_WHAT IS NEEDED_
Output all the data exactly. Pictures do not belong in the copy.
======== ENTRIES SUPPLIED
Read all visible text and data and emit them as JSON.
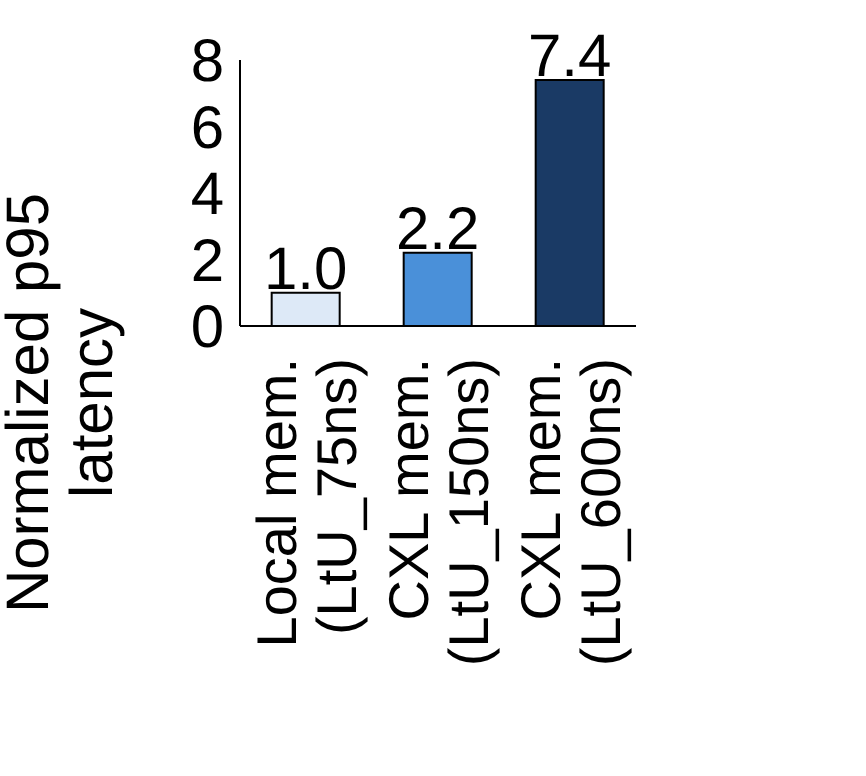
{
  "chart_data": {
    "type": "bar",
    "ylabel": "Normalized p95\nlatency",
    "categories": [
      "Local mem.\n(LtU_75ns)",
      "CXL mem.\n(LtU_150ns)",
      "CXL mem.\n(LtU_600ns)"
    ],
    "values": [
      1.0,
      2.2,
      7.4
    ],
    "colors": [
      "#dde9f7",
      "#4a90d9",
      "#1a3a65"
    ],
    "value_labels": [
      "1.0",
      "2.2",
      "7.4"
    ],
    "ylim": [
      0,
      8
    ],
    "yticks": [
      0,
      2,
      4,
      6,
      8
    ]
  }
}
================
_FULL ANSWER_
Read all visible text and data and emit them as JSON.
{
  "chart_data": {
    "type": "bar",
    "ylabel": "Normalized p95\nlatency",
    "categories": [
      "Local mem.\n(LtU_75ns)",
      "CXL mem.\n(LtU_150ns)",
      "CXL mem.\n(LtU_600ns)"
    ],
    "values": [
      1.0,
      2.2,
      7.4
    ],
    "colors": [
      "#dde9f7",
      "#4a90d9",
      "#1a3a65"
    ],
    "value_labels": [
      "1.0",
      "2.2",
      "7.4"
    ],
    "ylim": [
      0,
      8
    ],
    "yticks": [
      0,
      2,
      4,
      6,
      8
    ]
  }
}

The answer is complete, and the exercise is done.